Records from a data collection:
* Begin *
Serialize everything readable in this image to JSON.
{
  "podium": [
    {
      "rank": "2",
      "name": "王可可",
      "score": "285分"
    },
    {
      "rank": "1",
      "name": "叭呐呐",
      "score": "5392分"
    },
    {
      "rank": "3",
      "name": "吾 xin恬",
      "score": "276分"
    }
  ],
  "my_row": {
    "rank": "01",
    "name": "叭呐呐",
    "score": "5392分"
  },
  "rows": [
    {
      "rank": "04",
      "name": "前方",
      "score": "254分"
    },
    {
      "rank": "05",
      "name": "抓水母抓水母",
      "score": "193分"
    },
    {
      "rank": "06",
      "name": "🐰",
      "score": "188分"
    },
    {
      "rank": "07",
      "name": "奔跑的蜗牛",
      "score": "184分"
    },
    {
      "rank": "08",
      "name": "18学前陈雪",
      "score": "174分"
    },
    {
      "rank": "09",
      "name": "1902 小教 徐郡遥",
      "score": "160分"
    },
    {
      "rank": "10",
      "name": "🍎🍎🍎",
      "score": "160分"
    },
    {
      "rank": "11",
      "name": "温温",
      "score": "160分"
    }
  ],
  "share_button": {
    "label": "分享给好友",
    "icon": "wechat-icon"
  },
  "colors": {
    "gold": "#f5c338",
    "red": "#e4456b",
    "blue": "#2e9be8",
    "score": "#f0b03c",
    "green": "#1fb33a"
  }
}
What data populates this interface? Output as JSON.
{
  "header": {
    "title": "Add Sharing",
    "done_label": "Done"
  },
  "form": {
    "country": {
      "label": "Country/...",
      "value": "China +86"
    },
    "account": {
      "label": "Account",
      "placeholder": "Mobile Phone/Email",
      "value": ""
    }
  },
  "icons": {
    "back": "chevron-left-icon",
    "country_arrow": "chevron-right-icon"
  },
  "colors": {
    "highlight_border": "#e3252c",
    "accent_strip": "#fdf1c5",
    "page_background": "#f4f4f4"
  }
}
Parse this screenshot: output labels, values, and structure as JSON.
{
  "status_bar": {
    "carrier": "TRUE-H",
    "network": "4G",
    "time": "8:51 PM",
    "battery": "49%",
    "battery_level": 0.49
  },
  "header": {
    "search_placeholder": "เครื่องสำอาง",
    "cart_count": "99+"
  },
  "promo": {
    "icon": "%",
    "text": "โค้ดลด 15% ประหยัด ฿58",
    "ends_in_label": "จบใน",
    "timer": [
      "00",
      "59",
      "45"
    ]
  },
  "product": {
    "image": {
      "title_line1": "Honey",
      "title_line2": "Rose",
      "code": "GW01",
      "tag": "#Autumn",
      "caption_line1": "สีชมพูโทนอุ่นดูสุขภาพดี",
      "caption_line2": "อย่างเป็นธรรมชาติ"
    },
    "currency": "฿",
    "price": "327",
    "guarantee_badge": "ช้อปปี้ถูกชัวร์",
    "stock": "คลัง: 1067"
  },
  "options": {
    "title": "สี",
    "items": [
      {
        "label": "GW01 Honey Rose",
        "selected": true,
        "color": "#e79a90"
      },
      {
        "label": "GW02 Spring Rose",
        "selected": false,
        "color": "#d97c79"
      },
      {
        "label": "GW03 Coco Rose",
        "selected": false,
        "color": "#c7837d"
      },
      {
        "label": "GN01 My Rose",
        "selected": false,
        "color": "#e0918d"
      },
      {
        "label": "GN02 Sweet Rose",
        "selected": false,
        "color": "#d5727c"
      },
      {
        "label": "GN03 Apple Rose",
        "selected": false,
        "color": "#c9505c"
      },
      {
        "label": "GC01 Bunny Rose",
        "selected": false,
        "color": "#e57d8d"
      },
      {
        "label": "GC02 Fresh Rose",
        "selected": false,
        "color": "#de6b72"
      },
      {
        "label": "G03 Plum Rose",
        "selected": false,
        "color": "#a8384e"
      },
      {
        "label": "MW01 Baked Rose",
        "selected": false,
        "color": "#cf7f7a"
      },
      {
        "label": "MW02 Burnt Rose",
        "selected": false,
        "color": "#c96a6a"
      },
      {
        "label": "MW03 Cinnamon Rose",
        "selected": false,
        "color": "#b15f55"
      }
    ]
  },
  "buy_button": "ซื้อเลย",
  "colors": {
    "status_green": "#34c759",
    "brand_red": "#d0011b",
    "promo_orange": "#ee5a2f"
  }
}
* End *
> Written task
All of the data shown above must be copied exactly.

> Full output
Serialize everything readable in this image to JSON.
{
  "podium": [
    {
      "rank": "2",
      "name": "王可可",
      "score": "285分"
    },
    {
      "rank": "1",
      "name": "叭呐呐",
      "score": "5392分"
    },
    {
      "rank": "3",
      "name": "吾 xin恬",
      "score": "276分"
    }
  ],
  "my_row": {
    "rank": "01",
    "name": "叭呐呐",
    "score": "5392分"
  },
  "rows": [
    {
      "rank": "04",
      "name": "前方",
      "score": "254分"
    },
    {
      "rank": "05",
      "name": "抓水母抓水母",
      "score": "193分"
    },
    {
      "rank": "06",
      "name": "🐰",
      "score": "188分"
    },
    {
      "rank": "07",
      "name": "奔跑的蜗牛",
      "score": "184分"
    },
    {
      "rank": "08",
      "name": "18学前陈雪",
      "score": "174分"
    },
    {
      "rank": "09",
      "name": "1902 小教 徐郡遥",
      "score": "160分"
    },
    {
      "rank": "10",
      "name": "🍎🍎🍎",
      "score": "160分"
    },
    {
      "rank": "11",
      "name": "温温",
      "score": "160分"
    }
  ],
  "share_button": {
    "label": "分享给好友",
    "icon": "wechat-icon"
  },
  "colors": {
    "gold": "#f5c338",
    "red": "#e4456b",
    "blue": "#2e9be8",
    "score": "#f0b03c",
    "green": "#1fb33a"
  }
}
What data populates this interface? Output as JSON.
{
  "header": {
    "title": "Add Sharing",
    "done_label": "Done"
  },
  "form": {
    "country": {
      "label": "Country/...",
      "value": "China +86"
    },
    "account": {
      "label": "Account",
      "placeholder": "Mobile Phone/Email",
      "value": ""
    }
  },
  "icons": {
    "back": "chevron-left-icon",
    "country_arrow": "chevron-right-icon"
  },
  "colors": {
    "highlight_border": "#e3252c",
    "accent_strip": "#fdf1c5",
    "page_background": "#f4f4f4"
  }
}
Parse this screenshot: output labels, values, and structure as JSON.
{
  "status_bar": {
    "carrier": "TRUE-H",
    "network": "4G",
    "time": "8:51 PM",
    "battery": "49%",
    "battery_level": 0.49
  },
  "header": {
    "search_placeholder": "เครื่องสำอาง",
    "cart_count": "99+"
  },
  "promo": {
    "icon": "%",
    "text": "โค้ดลด 15% ประหยัด ฿58",
    "ends_in_label": "จบใน",
    "timer": [
      "00",
      "59",
      "45"
    ]
  },
  "product": {
    "image": {
      "title_line1": "Honey",
      "title_line2": "Rose",
      "code": "GW01",
      "tag": "#Autumn",
      "caption_line1": "สีชมพูโทนอุ่นดูสุขภาพดี",
      "caption_line2": "อย่างเป็นธรรมชาติ"
    },
    "currency": "฿",
    "price": "327",
    "guarantee_badge": "ช้อปปี้ถูกชัวร์",
    "stock": "คลัง: 1067"
  },
  "options": {
    "title": "สี",
    "items": [
      {
        "label": "GW01 Honey Rose",
        "selected": true,
        "color": "#e79a90"
      },
      {
        "label": "GW02 Spring Rose",
        "selected": false,
        "color": "#d97c79"
      },
      {
        "label": "GW03 Coco Rose",
        "selected": false,
        "color": "#c7837d"
      },
      {
        "label": "GN01 My Rose",
        "selected": false,
        "color": "#e0918d"
      },
      {
        "label": "GN02 Sweet Rose",
        "selected": false,
        "color": "#d5727c"
      },
      {
        "label": "GN03 Apple Rose",
        "selected": false,
        "color": "#c9505c"
      },
      {
        "label": "GC01 Bunny Rose",
        "selected": false,
        "color": "#e57d8d"
      },
      {
        "label": "GC02 Fresh Rose",
        "selected": false,
        "color": "#de6b72"
      },
      {
        "label": "G03 Plum Rose",
        "selected": false,
        "color": "#a8384e"
      },
      {
        "label": "MW01 Baked Rose",
        "selected": false,
        "color": "#cf7f7a"
      },
      {
        "label": "MW02 Burnt Rose",
        "selected": false,
        "color": "#c96a6a"
      },
      {
        "label": "MW03 Cinnamon Rose",
        "selected": false,
        "color": "#b15f55"
      }
    ]
  },
  "buy_button": "ซื้อเลย",
  "colors": {
    "status_green": "#34c759",
    "brand_red": "#d0011b",
    "promo_orange": "#ee5a2f"
  }
}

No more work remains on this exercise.